━━ Dataset entries ━━

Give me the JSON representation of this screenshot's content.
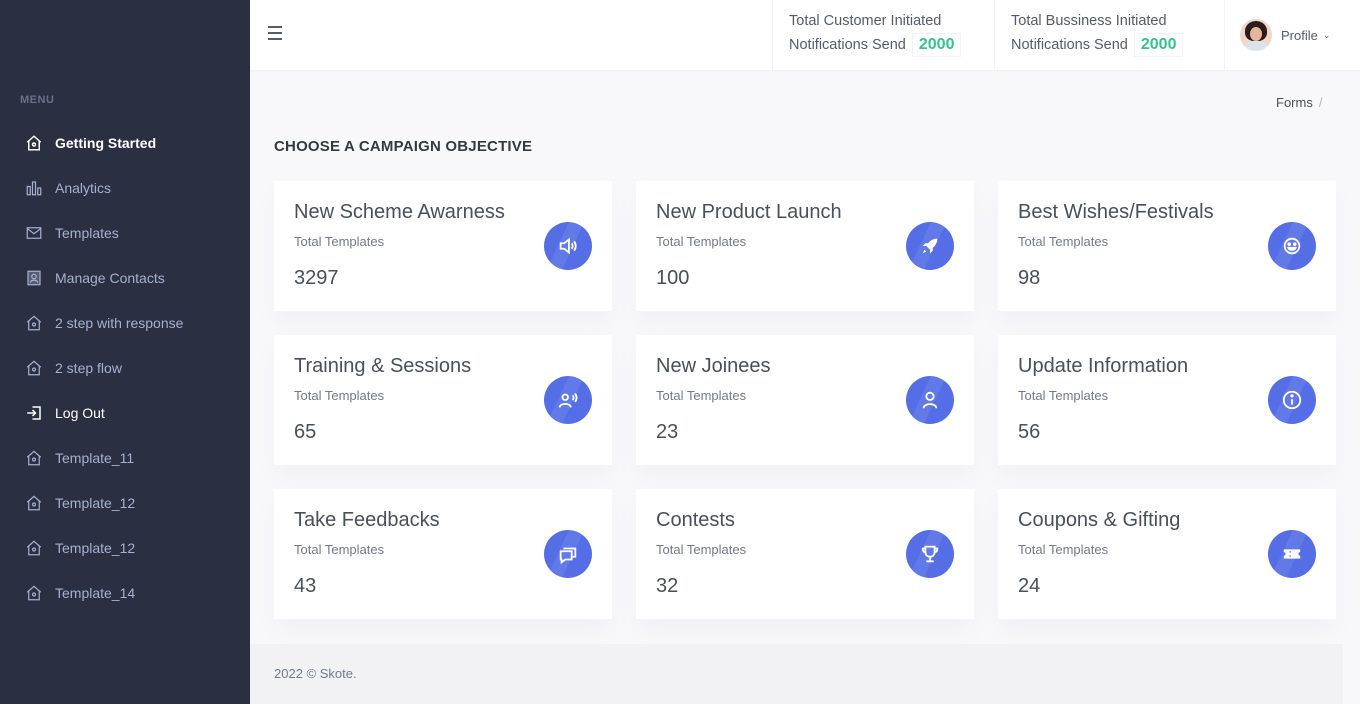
{
  "sidebar": {
    "menu_title": "MENU",
    "items": [
      {
        "label": "Getting Started",
        "icon": "home-icon"
      },
      {
        "label": "Analytics",
        "icon": "bar-chart-icon"
      },
      {
        "label": "Templates",
        "icon": "envelope-icon"
      },
      {
        "label": "Manage Contacts",
        "icon": "contact-book-icon"
      },
      {
        "label": "2 step with response",
        "icon": "home-icon"
      },
      {
        "label": "2 step flow",
        "icon": "home-icon"
      },
      {
        "label": "Log Out",
        "icon": "logout-icon"
      },
      {
        "label": "Template_11",
        "icon": "home-icon"
      },
      {
        "label": "Template_12",
        "icon": "home-icon"
      },
      {
        "label": "Template_12",
        "icon": "home-icon"
      },
      {
        "label": "Template_14",
        "icon": "home-icon"
      }
    ]
  },
  "header": {
    "notif1": {
      "line1": "Total Customer Initiated",
      "line2": "Notifications Send",
      "count": "2000"
    },
    "notif2": {
      "line1": "Total Bussiness Initiated",
      "line2": "Notifications Send",
      "count": "2000"
    },
    "profile_label": "Profile"
  },
  "breadcrumb": {
    "item": "Forms",
    "separator": "/"
  },
  "page_title": "CHOOSE A CAMPAIGN OBJECTIVE",
  "cards": [
    {
      "title": "New Scheme Awarness",
      "subtitle": "Total Templates",
      "value": "3297",
      "icon": "megaphone-icon"
    },
    {
      "title": "New Product Launch",
      "subtitle": "Total Templates",
      "value": "100",
      "icon": "rocket-icon"
    },
    {
      "title": "Best Wishes/Festivals",
      "subtitle": "Total Templates",
      "value": "98",
      "icon": "smiley-icon"
    },
    {
      "title": "Training & Sessions",
      "subtitle": "Total Templates",
      "value": "65",
      "icon": "user-voice-icon"
    },
    {
      "title": "New Joinees",
      "subtitle": "Total Templates",
      "value": "23",
      "icon": "user-icon"
    },
    {
      "title": "Update Information",
      "subtitle": "Total Templates",
      "value": "56",
      "icon": "info-icon"
    },
    {
      "title": "Take Feedbacks",
      "subtitle": "Total Templates",
      "value": "43",
      "icon": "chat-icon"
    },
    {
      "title": "Contests",
      "subtitle": "Total Templates",
      "value": "32",
      "icon": "trophy-icon"
    },
    {
      "title": "Coupons & Gifting",
      "subtitle": "Total Templates",
      "value": "24",
      "icon": "coupon-icon"
    }
  ],
  "footer": {
    "text": "2022 © Skote."
  },
  "colors": {
    "sidebar_bg": "#2a3042",
    "accent": "#556ee6",
    "count_green": "#34c38f"
  }
}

━━━

** Exercise brief **
From the records above, pull out each line that has "Initiated".

** Answer for this exercise **
      "line1": "Total Customer Initiated",
      "line1": "Total Bussiness Initiated",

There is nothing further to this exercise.